▸ **DAFTAR TUGAS**:
1/ Sebutkan semua kata sifat yang dipakai Sekda Pinrang dalam berita penertiban PKL untuk menggambarkan wajah kota yang ingin diciptakan.
2/ Tolong tulis lanjutan berita penertiban PKL ini, dimulai setelah kalimat terakhirnya.

▸ **KUTIPAN TEKS**:

****************************************

PINRANG- Menindaklanjuti hasil rapat serta pembentukan tim penertiban Pedagang Kaki Lima (PKL) yang berjualan di fasilitas umum dan dinilai mengganggu estetika kota, Sekretaris Daerah Kabupaten Pinrang A. Calo Kerrang memimpin langsung rapat persiapan rencana penertiban, Senin (19/1/2026) yang akan dilaksanakan dalam waktu dekat.
Dalam arahannya, A. Calo Kerrang menegaskan bahwa langkah persuasif tetap menjadi pendekatan utama sebelum dilakukan tindakan penertiban.
Dirinya meminta para Camat dan Lurah untuk mulai melakukan sosialisasi secara intensif kepada para pedagang agar melakukan penertiban secara mandiri.
Langkah ini diambil guna agar proses penataan berjalan humanis, terukur, dan tidak menimbulkan gejolak di tengah masyarakat, sekaligus memberikan kesempatan kepada para pedagang untuk menyesuaikan aktivitas usahanya sesuai ketentuan yang berlaku.
Sekda Pinrang, A. Calo Kerrang mengungkapkan bahwa penertiban ini bukan semata-mata untuk membatasi ruang usaha masyarakat, melainkan sebagai upaya menciptakan wajah kota yang lebih tertib, indah, dan nyaman bagi seluruh pengguna jalan.

****************************************

▸ **DATA MASUKAN**:
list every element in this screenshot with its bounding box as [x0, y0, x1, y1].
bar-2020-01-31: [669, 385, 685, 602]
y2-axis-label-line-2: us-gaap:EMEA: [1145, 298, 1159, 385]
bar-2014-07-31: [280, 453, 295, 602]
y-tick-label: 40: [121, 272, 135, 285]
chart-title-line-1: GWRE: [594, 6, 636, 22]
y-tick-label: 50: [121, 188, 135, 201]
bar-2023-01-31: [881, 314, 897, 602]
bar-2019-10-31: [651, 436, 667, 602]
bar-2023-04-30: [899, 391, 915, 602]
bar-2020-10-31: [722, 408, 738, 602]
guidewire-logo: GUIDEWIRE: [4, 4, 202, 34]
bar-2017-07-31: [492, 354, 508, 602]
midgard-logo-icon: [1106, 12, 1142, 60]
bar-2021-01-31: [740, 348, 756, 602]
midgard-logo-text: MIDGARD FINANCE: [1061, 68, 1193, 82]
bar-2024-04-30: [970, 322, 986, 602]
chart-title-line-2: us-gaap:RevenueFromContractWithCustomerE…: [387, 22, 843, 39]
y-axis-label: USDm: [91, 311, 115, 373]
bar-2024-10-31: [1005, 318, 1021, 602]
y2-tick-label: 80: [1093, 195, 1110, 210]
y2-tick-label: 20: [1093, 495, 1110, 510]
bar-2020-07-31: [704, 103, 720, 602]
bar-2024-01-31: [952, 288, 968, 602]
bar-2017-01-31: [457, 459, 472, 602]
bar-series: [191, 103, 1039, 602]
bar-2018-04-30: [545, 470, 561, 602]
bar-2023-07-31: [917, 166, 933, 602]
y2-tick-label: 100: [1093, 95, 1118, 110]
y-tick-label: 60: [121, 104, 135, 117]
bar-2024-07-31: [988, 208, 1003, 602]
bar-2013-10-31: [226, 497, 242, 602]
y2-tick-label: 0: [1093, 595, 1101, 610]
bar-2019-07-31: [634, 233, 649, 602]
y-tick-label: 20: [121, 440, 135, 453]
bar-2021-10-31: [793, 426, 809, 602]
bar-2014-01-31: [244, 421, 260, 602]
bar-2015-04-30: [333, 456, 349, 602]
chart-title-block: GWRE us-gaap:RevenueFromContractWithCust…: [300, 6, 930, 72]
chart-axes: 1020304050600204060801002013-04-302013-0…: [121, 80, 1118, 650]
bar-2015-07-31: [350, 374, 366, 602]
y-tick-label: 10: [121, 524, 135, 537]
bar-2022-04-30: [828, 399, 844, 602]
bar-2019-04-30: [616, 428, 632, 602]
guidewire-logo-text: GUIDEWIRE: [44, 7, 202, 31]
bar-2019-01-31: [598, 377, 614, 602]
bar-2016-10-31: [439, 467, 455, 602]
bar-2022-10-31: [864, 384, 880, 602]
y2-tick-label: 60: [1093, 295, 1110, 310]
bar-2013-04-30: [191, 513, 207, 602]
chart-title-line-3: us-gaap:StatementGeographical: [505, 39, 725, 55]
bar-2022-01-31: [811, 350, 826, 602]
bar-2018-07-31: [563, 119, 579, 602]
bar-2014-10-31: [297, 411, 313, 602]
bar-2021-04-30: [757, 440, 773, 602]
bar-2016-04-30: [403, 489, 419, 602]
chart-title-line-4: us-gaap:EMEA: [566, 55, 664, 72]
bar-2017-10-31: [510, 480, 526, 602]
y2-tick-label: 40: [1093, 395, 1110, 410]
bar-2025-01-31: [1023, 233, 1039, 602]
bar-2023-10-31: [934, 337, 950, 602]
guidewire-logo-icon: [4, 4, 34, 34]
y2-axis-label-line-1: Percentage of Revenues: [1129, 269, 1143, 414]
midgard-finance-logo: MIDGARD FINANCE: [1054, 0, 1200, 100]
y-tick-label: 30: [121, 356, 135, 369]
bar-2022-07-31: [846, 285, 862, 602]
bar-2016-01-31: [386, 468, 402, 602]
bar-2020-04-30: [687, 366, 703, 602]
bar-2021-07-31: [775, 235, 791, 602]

****************************************

▸ **DAFTAR JAWABAN**:
1/ tertib, indah, nyaman

2/
Selain mengganggu estetika kota, keberadaan PKL yang berjualan hingga menggunakan badan jalan dan fasilitas umum juga kerap menimbulkan keluhan masyarakat karena berpotensi mengganggu kelancaran lalu lintas serta keselamatan pengguna jalan.
Di sisi lain, persoalan kebersihan juga menjadi perhatian serius. Aktivitas berdagang yang tidak tertata dinilai sering meninggalkan sampah yang berdampak pada kebersihan lingkungan dan kenyamanan masyarakat.
Melalui langkah penataan ini, Pemerintah Kabupaten Pinrang berharap tercipta keseimbangan antara keberlangsungan usaha para pedagang dengan kepentingan masyarakat luas, sehingga ruang publik dapat dimanfaatkan secara optimal, tertib, dan nyaman oleh seluruh warga. (*/84R).